RECORDS:

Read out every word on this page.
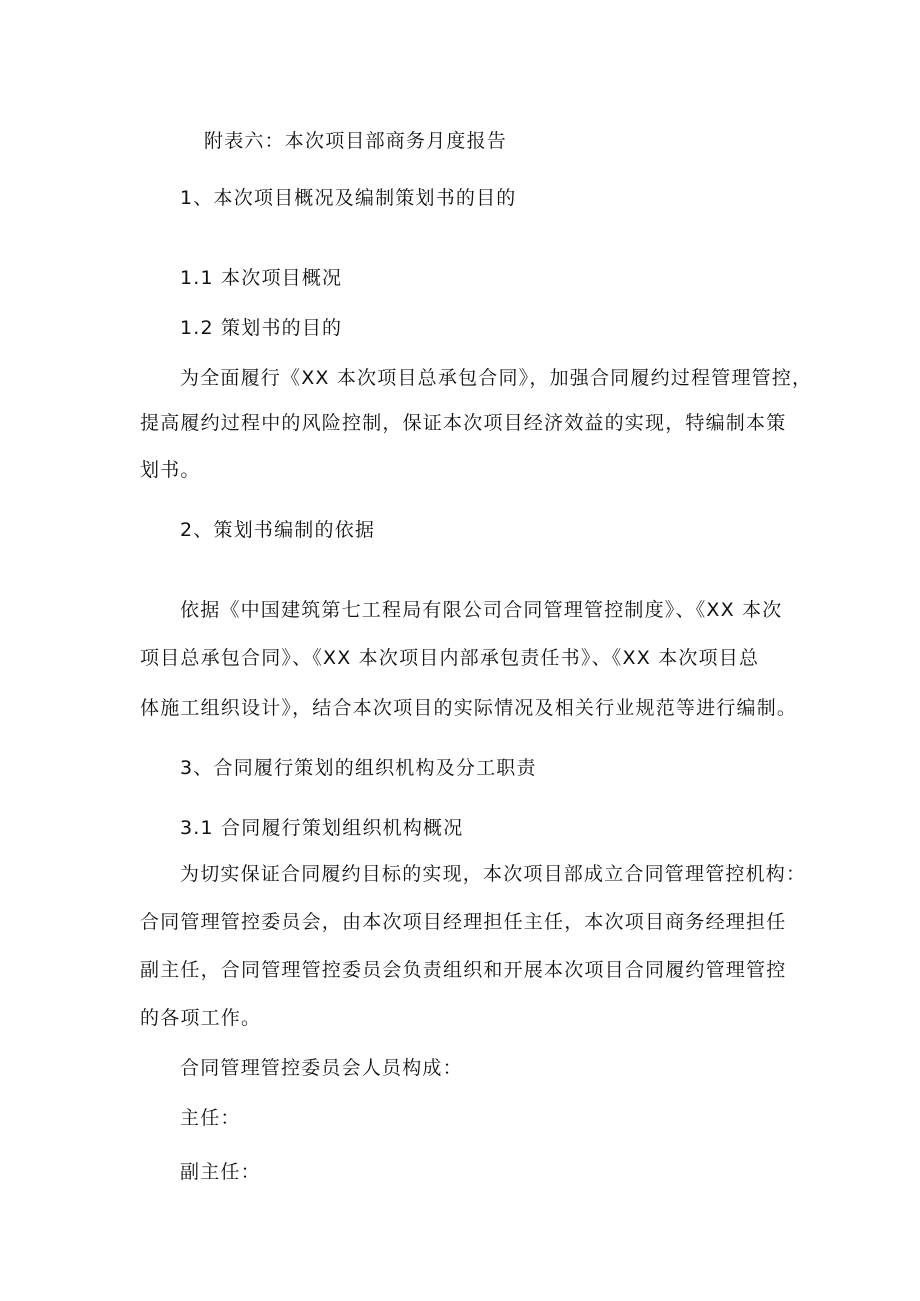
附表六：本次项目部商务月度报告
1、本次项目概况及编制策划书的目的
1.1 本次项目概况
1.2 策划书的目的
为全面履行《XX 本次项目总承包合同》，加强合同履约过程管理管控，
提高履约过程中的风险控制，保证本次项目经济效益的实现，特编制本策
划书。
2、策划书编制的依据
依据《中国建筑第七工程局有限公司合同管理管控制度》、《XX 本次
项目总承包合同》、《XX 本次项目内部承包责任书》、《XX 本次项目总
体施工组织设计》，结合本次项目的实际情况及相关行业规范等进行编制。
3、合同履行策划的组织机构及分工职责
3.1 合同履行策划组织机构概况
为切实保证合同履约目标的实现，本次项目部成立合同管理管控机构：
合同管理管控委员会，由本次项目经理担任主任，本次项目商务经理担任
副主任，合同管理管控委员会负责组织和开展本次项目合同履约管理管控
的各项工作。
合同管理管控委员会人员构成：
主任：
副主任：
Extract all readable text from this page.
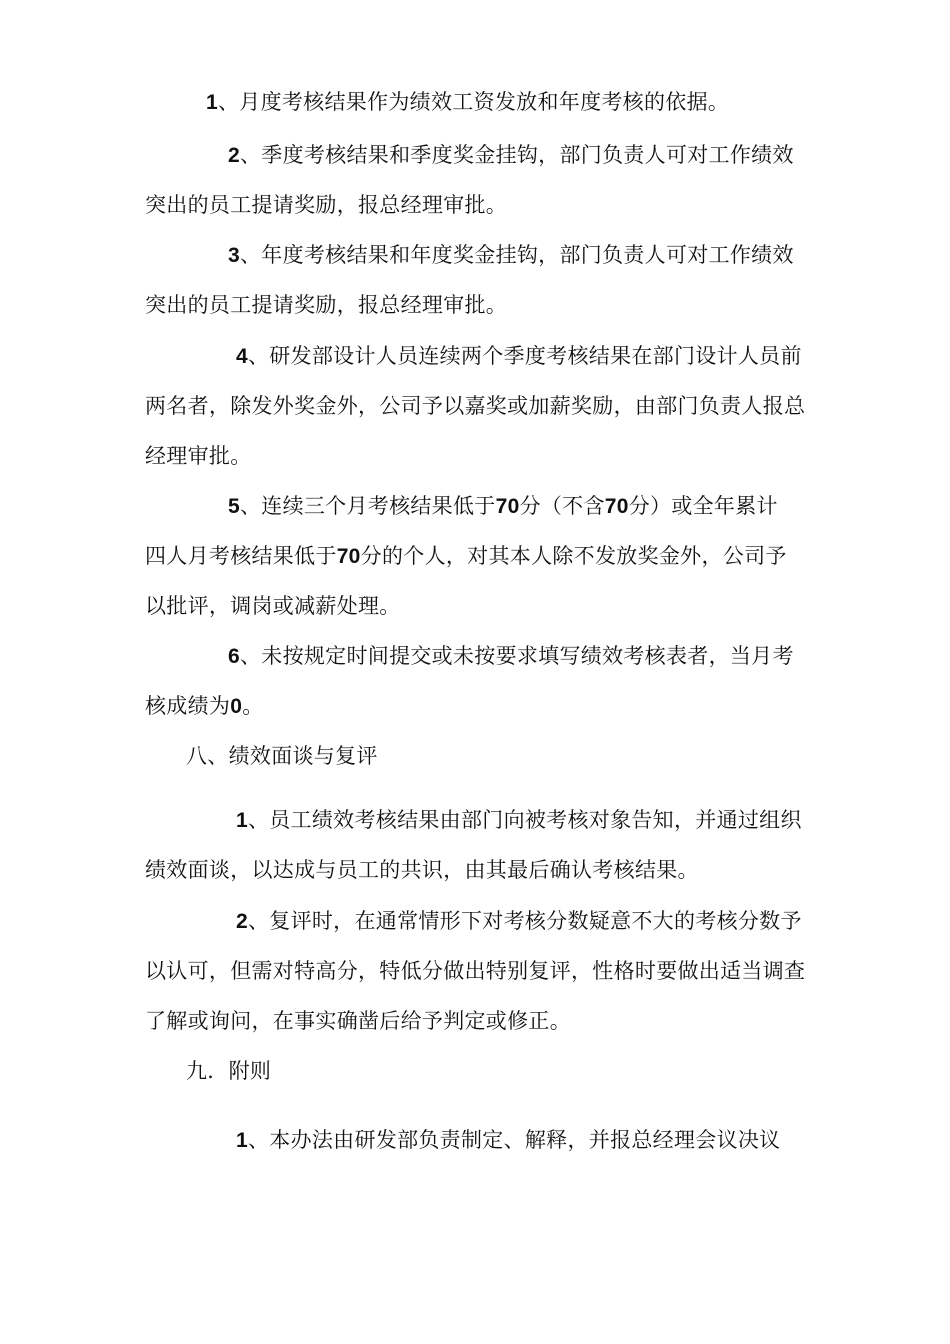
1、月度考核结果作为绩效工资发放和年度考核的依据。
2、季度考核结果和季度奖金挂钩，部门负责人可对工作绩效
突出的员工提请奖励，报总经理审批。
3、年度考核结果和年度奖金挂钩，部门负责人可对工作绩效
突出的员工提请奖励，报总经理审批。
4、研发部设计人员连续两个季度考核结果在部门设计人员前
两名者，除发外奖金外，公司予以嘉奖或加薪奖励，由部门负责人报总
经理审批。
5、连续三个月考核结果低于70分（不含70分）或全年累计
四人月考核结果低于70分的个人，对其本人除不发放奖金外，公司予
以批评，调岗或减薪处理。
6、未按规定时间提交或未按要求填写绩效考核表者，当月考
核成绩为0。
八、绩效面谈与复评
1、员工绩效考核结果由部门向被考核对象告知，并通过组织
绩效面谈，以达成与员工的共识，由其最后确认考核结果。
2、复评时，在通常情形下对考核分数疑意不大的考核分数予
以认可，但需对特高分，特低分做出特别复评，性格时要做出适当调查
了解或询问，在事实确凿后给予判定或修正。
九．附则
1、本办法由研发部负责制定、解释，并报总经理会议决议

WHAT THE TASK ASKS: Search the data above for lines holding "this" and copy each of them.

FINISHED EXERCISE:
Read out every word on this page.
Extract all readable text from this page.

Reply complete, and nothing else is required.